PROBLEM TO SOLVE — Each line below should be reproduced without any alteration.
· · ·
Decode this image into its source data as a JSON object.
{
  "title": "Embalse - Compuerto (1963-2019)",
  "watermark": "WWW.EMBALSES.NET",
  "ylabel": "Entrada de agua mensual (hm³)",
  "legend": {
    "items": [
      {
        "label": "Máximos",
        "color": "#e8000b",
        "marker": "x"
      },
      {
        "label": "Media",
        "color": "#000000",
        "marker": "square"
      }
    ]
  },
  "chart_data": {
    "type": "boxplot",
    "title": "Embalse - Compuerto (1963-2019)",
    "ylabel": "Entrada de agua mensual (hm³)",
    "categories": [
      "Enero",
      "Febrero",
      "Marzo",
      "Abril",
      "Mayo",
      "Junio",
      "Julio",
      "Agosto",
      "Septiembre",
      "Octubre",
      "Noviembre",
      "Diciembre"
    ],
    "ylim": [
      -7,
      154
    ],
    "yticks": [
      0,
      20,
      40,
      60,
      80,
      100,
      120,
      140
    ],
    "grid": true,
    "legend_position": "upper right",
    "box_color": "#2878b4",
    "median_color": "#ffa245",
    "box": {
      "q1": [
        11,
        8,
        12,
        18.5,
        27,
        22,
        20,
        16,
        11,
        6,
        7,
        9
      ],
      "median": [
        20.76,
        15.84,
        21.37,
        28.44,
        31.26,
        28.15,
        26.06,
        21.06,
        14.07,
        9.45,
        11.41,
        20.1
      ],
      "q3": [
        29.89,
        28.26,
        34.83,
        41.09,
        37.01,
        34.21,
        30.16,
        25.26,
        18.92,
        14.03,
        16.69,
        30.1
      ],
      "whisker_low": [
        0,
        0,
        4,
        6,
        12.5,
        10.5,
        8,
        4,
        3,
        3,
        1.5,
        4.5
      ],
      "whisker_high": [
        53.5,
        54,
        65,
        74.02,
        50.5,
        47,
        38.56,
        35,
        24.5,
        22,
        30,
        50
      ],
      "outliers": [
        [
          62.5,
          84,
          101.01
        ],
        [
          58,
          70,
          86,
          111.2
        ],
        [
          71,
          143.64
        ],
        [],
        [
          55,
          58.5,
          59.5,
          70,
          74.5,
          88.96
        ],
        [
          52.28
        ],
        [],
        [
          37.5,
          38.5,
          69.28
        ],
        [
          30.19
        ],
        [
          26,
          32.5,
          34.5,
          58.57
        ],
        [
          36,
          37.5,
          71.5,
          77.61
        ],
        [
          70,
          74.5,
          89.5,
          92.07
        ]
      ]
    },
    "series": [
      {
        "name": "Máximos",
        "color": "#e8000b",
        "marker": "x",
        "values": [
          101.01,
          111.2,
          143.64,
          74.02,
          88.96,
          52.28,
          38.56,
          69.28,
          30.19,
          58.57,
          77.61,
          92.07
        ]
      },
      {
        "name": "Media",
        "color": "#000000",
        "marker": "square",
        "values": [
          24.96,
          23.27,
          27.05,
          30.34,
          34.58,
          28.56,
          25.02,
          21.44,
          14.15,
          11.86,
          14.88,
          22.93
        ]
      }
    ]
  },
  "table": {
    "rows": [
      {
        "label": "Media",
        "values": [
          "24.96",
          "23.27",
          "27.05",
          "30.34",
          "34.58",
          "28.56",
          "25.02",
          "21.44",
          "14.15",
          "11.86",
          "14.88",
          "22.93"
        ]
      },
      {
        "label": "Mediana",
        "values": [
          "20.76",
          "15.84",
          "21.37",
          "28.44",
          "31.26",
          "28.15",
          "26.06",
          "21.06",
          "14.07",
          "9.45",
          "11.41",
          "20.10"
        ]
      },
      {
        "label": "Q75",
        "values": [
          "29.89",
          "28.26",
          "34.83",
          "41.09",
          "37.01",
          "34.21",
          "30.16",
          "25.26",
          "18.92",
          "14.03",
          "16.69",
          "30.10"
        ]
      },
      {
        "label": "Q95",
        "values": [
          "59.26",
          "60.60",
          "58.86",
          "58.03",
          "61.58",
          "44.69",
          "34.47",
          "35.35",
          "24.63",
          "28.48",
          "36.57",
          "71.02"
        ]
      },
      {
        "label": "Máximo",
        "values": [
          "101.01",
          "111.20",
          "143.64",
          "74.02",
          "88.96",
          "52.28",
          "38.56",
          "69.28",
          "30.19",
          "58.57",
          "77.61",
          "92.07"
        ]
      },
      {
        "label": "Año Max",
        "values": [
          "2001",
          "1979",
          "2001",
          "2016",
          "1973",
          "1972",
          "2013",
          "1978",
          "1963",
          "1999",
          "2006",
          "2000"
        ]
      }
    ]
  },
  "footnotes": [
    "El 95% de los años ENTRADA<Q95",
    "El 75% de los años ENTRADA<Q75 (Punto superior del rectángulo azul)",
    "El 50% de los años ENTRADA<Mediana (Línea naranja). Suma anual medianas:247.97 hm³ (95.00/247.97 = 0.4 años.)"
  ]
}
· · ·
SOLUTION FOR THIS PROBLEM —
Decode this image into its source data as a JSON object.
{
  "title": "Embalse - Compuerto (1963-2019)",
  "watermark": "WWW.EMBALSES.NET",
  "ylabel": "Entrada de agua mensual (hm³)",
  "legend": {
    "items": [
      {
        "label": "Máximos",
        "color": "#e8000b",
        "marker": "x"
      },
      {
        "label": "Media",
        "color": "#000000",
        "marker": "square"
      }
    ]
  },
  "chart_data": {
    "type": "boxplot",
    "title": "Embalse - Compuerto (1963-2019)",
    "ylabel": "Entrada de agua mensual (hm³)",
    "categories": [
      "Enero",
      "Febrero",
      "Marzo",
      "Abril",
      "Mayo",
      "Junio",
      "Julio",
      "Agosto",
      "Septiembre",
      "Octubre",
      "Noviembre",
      "Diciembre"
    ],
    "ylim": [
      -7,
      154
    ],
    "yticks": [
      0,
      20,
      40,
      60,
      80,
      100,
      120,
      140
    ],
    "grid": true,
    "legend_position": "upper right",
    "box_color": "#2878b4",
    "median_color": "#ffa245",
    "box": {
      "q1": [
        11,
        8,
        12,
        18.5,
        27,
        22,
        20,
        16,
        11,
        6,
        7,
        9
      ],
      "median": [
        20.76,
        15.84,
        21.37,
        28.44,
        31.26,
        28.15,
        26.06,
        21.06,
        14.07,
        9.45,
        11.41,
        20.1
      ],
      "q3": [
        29.89,
        28.26,
        34.83,
        41.09,
        37.01,
        34.21,
        30.16,
        25.26,
        18.92,
        14.03,
        16.69,
        30.1
      ],
      "whisker_low": [
        0,
        0,
        4,
        6,
        12.5,
        10.5,
        8,
        4,
        3,
        3,
        1.5,
        4.5
      ],
      "whisker_high": [
        53.5,
        54,
        65,
        74.02,
        50.5,
        47,
        38.56,
        35,
        24.5,
        22,
        30,
        50
      ],
      "outliers": [
        [
          62.5,
          84,
          101.01
        ],
        [
          58,
          70,
          86,
          111.2
        ],
        [
          71,
          143.64
        ],
        [],
        [
          55,
          58.5,
          59.5,
          70,
          74.5,
          88.96
        ],
        [
          52.28
        ],
        [],
        [
          37.5,
          38.5,
          69.28
        ],
        [
          30.19
        ],
        [
          26,
          32.5,
          34.5,
          58.57
        ],
        [
          36,
          37.5,
          71.5,
          77.61
        ],
        [
          70,
          74.5,
          89.5,
          92.07
        ]
      ]
    },
    "series": [
      {
        "name": "Máximos",
        "color": "#e8000b",
        "marker": "x",
        "values": [
          101.01,
          111.2,
          143.64,
          74.02,
          88.96,
          52.28,
          38.56,
          69.28,
          30.19,
          58.57,
          77.61,
          92.07
        ]
      },
      {
        "name": "Media",
        "color": "#000000",
        "marker": "square",
        "values": [
          24.96,
          23.27,
          27.05,
          30.34,
          34.58,
          28.56,
          25.02,
          21.44,
          14.15,
          11.86,
          14.88,
          22.93
        ]
      }
    ]
  },
  "table": {
    "rows": [
      {
        "label": "Media",
        "values": [
          "24.96",
          "23.27",
          "27.05",
          "30.34",
          "34.58",
          "28.56",
          "25.02",
          "21.44",
          "14.15",
          "11.86",
          "14.88",
          "22.93"
        ]
      },
      {
        "label": "Mediana",
        "values": [
          "20.76",
          "15.84",
          "21.37",
          "28.44",
          "31.26",
          "28.15",
          "26.06",
          "21.06",
          "14.07",
          "9.45",
          "11.41",
          "20.10"
        ]
      },
      {
        "label": "Q75",
        "values": [
          "29.89",
          "28.26",
          "34.83",
          "41.09",
          "37.01",
          "34.21",
          "30.16",
          "25.26",
          "18.92",
          "14.03",
          "16.69",
          "30.10"
        ]
      },
      {
        "label": "Q95",
        "values": [
          "59.26",
          "60.60",
          "58.86",
          "58.03",
          "61.58",
          "44.69",
          "34.47",
          "35.35",
          "24.63",
          "28.48",
          "36.57",
          "71.02"
        ]
      },
      {
        "label": "Máximo",
        "values": [
          "101.01",
          "111.20",
          "143.64",
          "74.02",
          "88.96",
          "52.28",
          "38.56",
          "69.28",
          "30.19",
          "58.57",
          "77.61",
          "92.07"
        ]
      },
      {
        "label": "Año Max",
        "values": [
          "2001",
          "1979",
          "2001",
          "2016",
          "1973",
          "1972",
          "2013",
          "1978",
          "1963",
          "1999",
          "2006",
          "2000"
        ]
      }
    ]
  },
  "footnotes": [
    "El 95% de los años ENTRADA<Q95",
    "El 75% de los años ENTRADA<Q75 (Punto superior del rectángulo azul)",
    "El 50% de los años ENTRADA<Mediana (Línea naranja). Suma anual medianas:247.97 hm³ (95.00/247.97 = 0.4 años.)"
  ]
}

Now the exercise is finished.